**GIVEN PROBLEM**
Give a verbatim copy of the lines below, minus the pictures.

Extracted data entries
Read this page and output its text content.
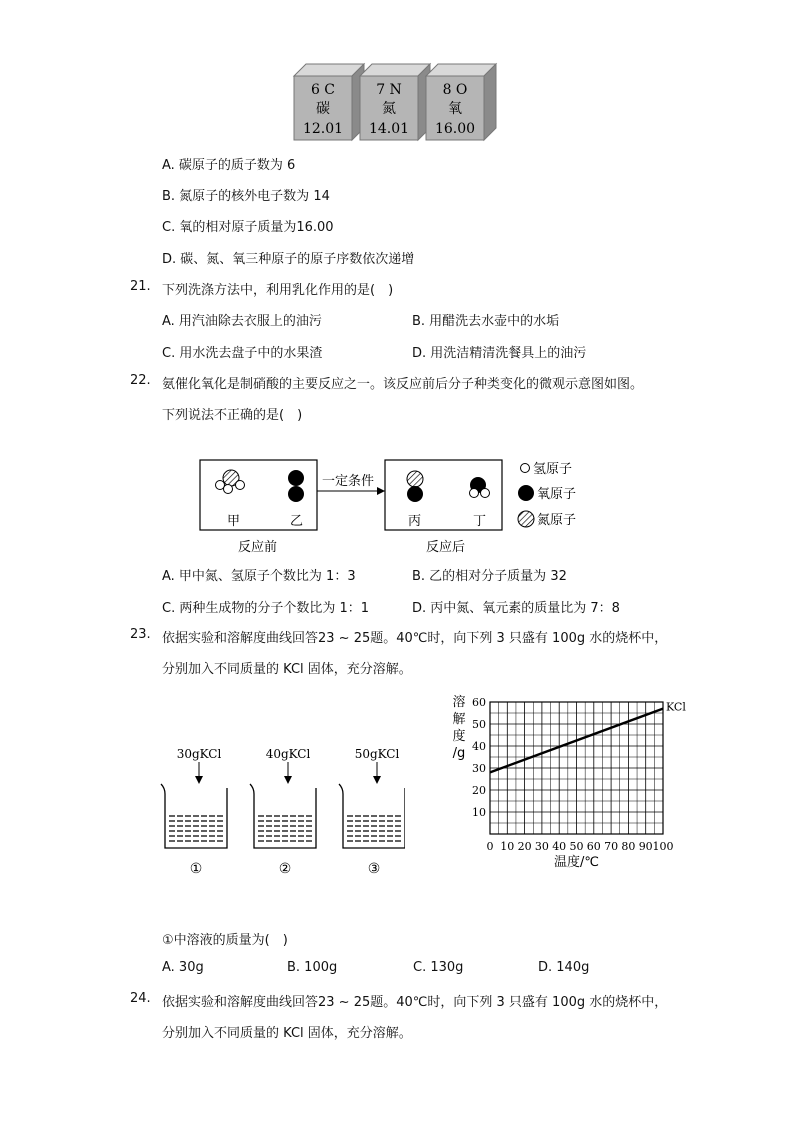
6 C
碳
12.01
7 N
氮
14.01
8 O
氧
16.00
A. 碳原子的质子数为 6
B. 氮原子的核外电子数为 14
C. 氧的相对原子质量为16.00
D. 碳、氮、氧三种原子的原子序数依次递增
21. 下列洗涤方法中，利用乳化作用的是(　)
A. 用汽油除去衣服上的油污	B. 用醋洗去水壶中的水垢
C. 用水洗去盘子中的水果渣	D. 用洗洁精清洗餐具上的油污
22. 氨催化氧化是制硝酸的主要反应之一。该反应前后分子种类变化的微观示意图如图。
下列说法不正确的是(　)
一定条件
甲	乙	丙	丁
反应前	反应后
氢原子
氧原子
氮原子
A. 甲中氮、氢原子个数比为 1：3	B. 乙的相对分子质量为 32
C. 两种生成物的分子个数比为 1：1	D. 丙中氮、氧元素的质量比为 7：8
23. 依据实验和溶解度曲线回答23 ~ 25题。40℃时，向下列 3 只盛有 100g 水的烧杯中，
分别加入不同质量的 KCl 固体，充分溶解。
30gKCl
①
40gKCl
②
50gKCl
③
10
20
30
40
50
60
0 10 20 30 40 50 60 70 80 90 100
溶
解
度
/g
温度/℃
KCl
①中溶液的质量为(　)
A. 30g	B. 100g	C. 130g	D. 140g
24. 依据实验和溶解度曲线回答23 ~ 25题。40℃时，向下列 3 只盛有 100g 水的烧杯中，
分别加入不同质量的 KCl 固体，充分溶解。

**FINAL RESULT**
Read this page and output its text content.
6 C
碳
12.01
7 N
氮
14.01
8 O
氧
16.00
A. 碳原子的质子数为 6
B. 氮原子的核外电子数为 14
C. 氧的相对原子质量为16.00
D. 碳、氮、氧三种原子的原子序数依次递增
21. 下列洗涤方法中，利用乳化作用的是(　)
A. 用汽油除去衣服上的油污	B. 用醋洗去水壶中的水垢
C. 用水洗去盘子中的水果渣	D. 用洗洁精清洗餐具上的油污
22. 氨催化氧化是制硝酸的主要反应之一。该反应前后分子种类变化的微观示意图如图。
下列说法不正确的是(　)
一定条件
甲	乙	丙	丁
反应前	反应后
氢原子
氧原子
氮原子
A. 甲中氮、氢原子个数比为 1：3	B. 乙的相对分子质量为 32
C. 两种生成物的分子个数比为 1：1	D. 丙中氮、氧元素的质量比为 7：8
23. 依据实验和溶解度曲线回答23 ~ 25题。40℃时，向下列 3 只盛有 100g 水的烧杯中，
分别加入不同质量的 KCl 固体，充分溶解。
30gKCl
①
40gKCl
②
50gKCl
③
10
20
30
40
50
60
0 10 20 30 40 50 60 70 80 90 100
溶
解
度
/g
温度/℃
KCl
①中溶液的质量为(　)
A. 30g	B. 100g	C. 130g	D. 140g
24. 依据实验和溶解度曲线回答23 ~ 25题。40℃时，向下列 3 只盛有 100g 水的烧杯中，
分别加入不同质量的 KCl 固体，充分溶解。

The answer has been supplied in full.